Job -> Quote every line below exactly as it reads.

Stored records:
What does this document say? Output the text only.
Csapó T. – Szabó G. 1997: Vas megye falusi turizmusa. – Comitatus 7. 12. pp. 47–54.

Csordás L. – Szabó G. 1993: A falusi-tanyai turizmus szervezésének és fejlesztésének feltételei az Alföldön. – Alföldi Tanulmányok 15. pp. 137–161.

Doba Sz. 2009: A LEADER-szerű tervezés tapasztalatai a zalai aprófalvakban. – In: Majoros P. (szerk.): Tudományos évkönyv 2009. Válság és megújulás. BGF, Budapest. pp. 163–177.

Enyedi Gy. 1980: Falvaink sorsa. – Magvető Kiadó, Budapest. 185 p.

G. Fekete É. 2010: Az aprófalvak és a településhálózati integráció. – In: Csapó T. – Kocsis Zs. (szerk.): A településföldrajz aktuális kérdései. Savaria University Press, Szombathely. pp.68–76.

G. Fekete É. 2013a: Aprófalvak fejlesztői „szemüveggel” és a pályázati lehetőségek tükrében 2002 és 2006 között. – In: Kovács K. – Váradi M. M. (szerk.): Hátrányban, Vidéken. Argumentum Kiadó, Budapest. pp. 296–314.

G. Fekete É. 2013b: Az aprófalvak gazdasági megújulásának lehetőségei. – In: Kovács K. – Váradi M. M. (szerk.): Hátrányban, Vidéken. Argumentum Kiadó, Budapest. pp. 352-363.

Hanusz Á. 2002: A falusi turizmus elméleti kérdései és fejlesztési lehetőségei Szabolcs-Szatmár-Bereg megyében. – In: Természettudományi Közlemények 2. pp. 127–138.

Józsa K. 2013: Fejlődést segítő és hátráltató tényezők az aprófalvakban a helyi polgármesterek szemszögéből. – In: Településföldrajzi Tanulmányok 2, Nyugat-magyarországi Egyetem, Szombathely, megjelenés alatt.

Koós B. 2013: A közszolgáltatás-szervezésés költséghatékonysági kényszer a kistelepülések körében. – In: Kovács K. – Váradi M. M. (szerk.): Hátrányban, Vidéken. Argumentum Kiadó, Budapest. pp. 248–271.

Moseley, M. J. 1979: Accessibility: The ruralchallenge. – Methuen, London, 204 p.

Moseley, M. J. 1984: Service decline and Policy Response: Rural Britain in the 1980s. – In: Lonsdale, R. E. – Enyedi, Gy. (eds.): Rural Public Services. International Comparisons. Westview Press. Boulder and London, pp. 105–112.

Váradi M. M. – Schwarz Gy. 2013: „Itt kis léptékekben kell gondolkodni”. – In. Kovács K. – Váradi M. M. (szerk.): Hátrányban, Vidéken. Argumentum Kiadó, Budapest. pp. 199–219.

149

Written solution ->
What does this document say? Output the text only.
Csapó T. – Szabó G. 1997: Vas megye falusi turizmusa. – Comitatus 7. 12. pp. 47–54.

Csordás L. – Szabó G. 1993: A falusi-tanyai turizmus szervezésének és fejlesztésének feltételei az Alföldön. – Alföldi Tanulmányok 15. pp. 137–161.

Doba Sz. 2009: A LEADER-szerű tervezés tapasztalatai a zalai aprófalvakban. – In: Majoros P. (szerk.): Tudományos évkönyv 2009. Válság és megújulás. BGF, Budapest. pp. 163–177.

Enyedi Gy. 1980: Falvaink sorsa. – Magvető Kiadó, Budapest. 185 p.

G. Fekete É. 2010: Az aprófalvak és a településhálózati integráció. – In: Csapó T. – Kocsis Zs. (szerk.): A településföldrajz aktuális kérdései. Savaria University Press, Szombathely. pp.68–76.

G. Fekete É. 2013a: Aprófalvak fejlesztői „szemüveggel” és a pályázati lehetőségek tükrében 2002 és 2006 között. – In: Kovács K. – Váradi M. M. (szerk.): Hátrányban, Vidéken. Argumentum Kiadó, Budapest. pp. 296–314.

G. Fekete É. 2013b: Az aprófalvak gazdasági megújulásának lehetőségei. – In: Kovács K. – Váradi M. M. (szerk.): Hátrányban, Vidéken. Argumentum Kiadó, Budapest. pp. 352-363.

Hanusz Á. 2002: A falusi turizmus elméleti kérdései és fejlesztési lehetőségei Szabolcs-Szatmár-Bereg megyében. – In: Természettudományi Közlemények 2. pp. 127–138.

Józsa K. 2013: Fejlődést segítő és hátráltató tényezők az aprófalvakban a helyi polgármesterek szemszögéből. – In: Településföldrajzi Tanulmányok 2, Nyugat-magyarországi Egyetem, Szombathely, megjelenés alatt.

Koós B. 2013: A közszolgáltatás-szervezésés költséghatékonysági kényszer a kistelepülések körében. – In: Kovács K. – Váradi M. M. (szerk.): Hátrányban, Vidéken. Argumentum Kiadó, Budapest. pp. 248–271.

Moseley, M. J. 1979: Accessibility: The ruralchallenge. – Methuen, London, 204 p.

Moseley, M. J. 1984: Service decline and Policy Response: Rural Britain in the 1980s. – In: Lonsdale, R. E. – Enyedi, Gy. (eds.): Rural Public Services. International Comparisons. Westview Press. Boulder and London, pp. 105–112.

Váradi M. M. – Schwarz Gy. 2013: „Itt kis léptékekben kell gondolkodni”. – In. Kovács K. – Váradi M. M. (szerk.): Hátrányban, Vidéken. Argumentum Kiadó, Budapest. pp. 199–219.

149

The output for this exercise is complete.